Objective:
Make an exact copy of all the material below, apart from the pictures.
::: Dataset records :::
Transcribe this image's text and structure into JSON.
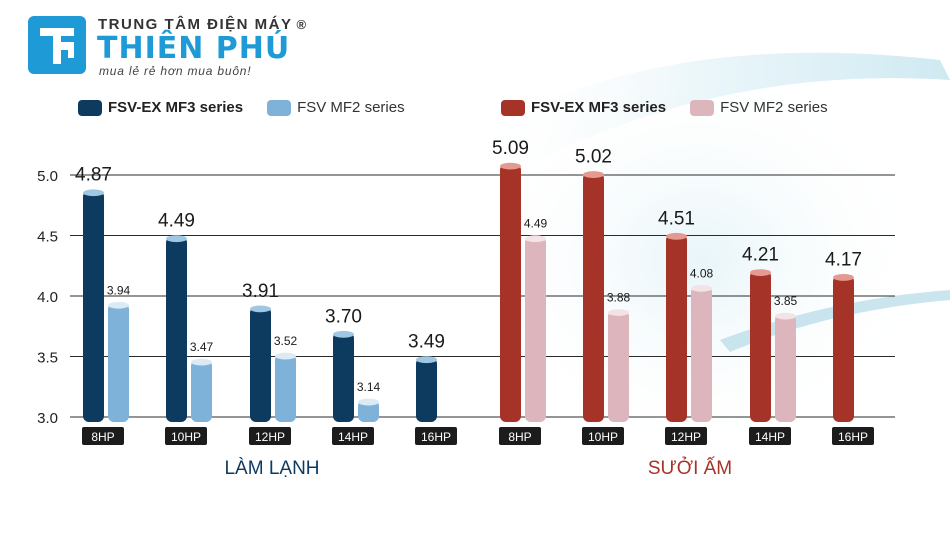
{
  "brand": {
    "top": "TRUNG TÂM ĐIỆN MÁY",
    "reg": "®",
    "name": "THIÊN PHÚ",
    "slogan": "mua lẻ rẻ hơn mua buôn!",
    "color": "#1e9ad6"
  },
  "chart_data": [
    {
      "type": "bar",
      "title": "LÀM LẠNH",
      "categories": [
        "8HP",
        "10HP",
        "12HP",
        "14HP",
        "16HP"
      ],
      "ylim": [
        3.0,
        5.0
      ],
      "yticks": [
        "3.0",
        "3.5",
        "4.0",
        "4.5",
        "5.0"
      ],
      "series": [
        {
          "name": "FSV-EX MF3 series",
          "values": [
            4.87,
            4.49,
            3.91,
            3.7,
            3.49
          ],
          "labels": [
            "4.87",
            "4.49",
            "3.91",
            "3.70",
            "3.49"
          ],
          "color": "#0d3a5f",
          "cap": "#9fc7e3"
        },
        {
          "name": "FSV MF2 series",
          "values": [
            3.94,
            3.47,
            3.52,
            3.14,
            null
          ],
          "labels": [
            "3.94",
            "3.47",
            "3.52",
            "3.14",
            null
          ],
          "color": "#7fb2d8",
          "cap": "#dceaf5"
        }
      ],
      "title_color": "#0d3a5f"
    },
    {
      "type": "bar",
      "title": "SƯỞI ẤM",
      "categories": [
        "8HP",
        "10HP",
        "12HP",
        "14HP",
        "16HP"
      ],
      "ylim": [
        3.0,
        5.0
      ],
      "series": [
        {
          "name": "FSV-EX MF3 series",
          "values": [
            5.09,
            5.02,
            4.51,
            4.21,
            4.17
          ],
          "labels": [
            "5.09",
            "5.02",
            "4.51",
            "4.21",
            "4.17"
          ],
          "color": "#a63328",
          "cap": "#e49a90"
        },
        {
          "name": "FSV MF2 series",
          "values": [
            4.49,
            3.88,
            4.08,
            3.85,
            null
          ],
          "labels": [
            "4.49",
            "3.88",
            "4.08",
            "3.85",
            null
          ],
          "color": "#dcb6bc",
          "cap": "#f3e3e6"
        }
      ],
      "title_color": "#a63328"
    }
  ]
}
:::
Response to the exercise:
Transcribe this image's text and structure into JSON.
{
  "brand": {
    "top": "TRUNG TÂM ĐIỆN MÁY",
    "reg": "®",
    "name": "THIÊN PHÚ",
    "slogan": "mua lẻ rẻ hơn mua buôn!",
    "color": "#1e9ad6"
  },
  "chart_data": [
    {
      "type": "bar",
      "title": "LÀM LẠNH",
      "categories": [
        "8HP",
        "10HP",
        "12HP",
        "14HP",
        "16HP"
      ],
      "ylim": [
        3.0,
        5.0
      ],
      "yticks": [
        "3.0",
        "3.5",
        "4.0",
        "4.5",
        "5.0"
      ],
      "series": [
        {
          "name": "FSV-EX MF3 series",
          "values": [
            4.87,
            4.49,
            3.91,
            3.7,
            3.49
          ],
          "labels": [
            "4.87",
            "4.49",
            "3.91",
            "3.70",
            "3.49"
          ],
          "color": "#0d3a5f",
          "cap": "#9fc7e3"
        },
        {
          "name": "FSV MF2 series",
          "values": [
            3.94,
            3.47,
            3.52,
            3.14,
            null
          ],
          "labels": [
            "3.94",
            "3.47",
            "3.52",
            "3.14",
            null
          ],
          "color": "#7fb2d8",
          "cap": "#dceaf5"
        }
      ],
      "title_color": "#0d3a5f"
    },
    {
      "type": "bar",
      "title": "SƯỞI ẤM",
      "categories": [
        "8HP",
        "10HP",
        "12HP",
        "14HP",
        "16HP"
      ],
      "ylim": [
        3.0,
        5.0
      ],
      "series": [
        {
          "name": "FSV-EX MF3 series",
          "values": [
            5.09,
            5.02,
            4.51,
            4.21,
            4.17
          ],
          "labels": [
            "5.09",
            "5.02",
            "4.51",
            "4.21",
            "4.17"
          ],
          "color": "#a63328",
          "cap": "#e49a90"
        },
        {
          "name": "FSV MF2 series",
          "values": [
            4.49,
            3.88,
            4.08,
            3.85,
            null
          ],
          "labels": [
            "4.49",
            "3.88",
            "4.08",
            "3.85",
            null
          ],
          "color": "#dcb6bc",
          "cap": "#f3e3e6"
        }
      ],
      "title_color": "#a63328"
    }
  ]
}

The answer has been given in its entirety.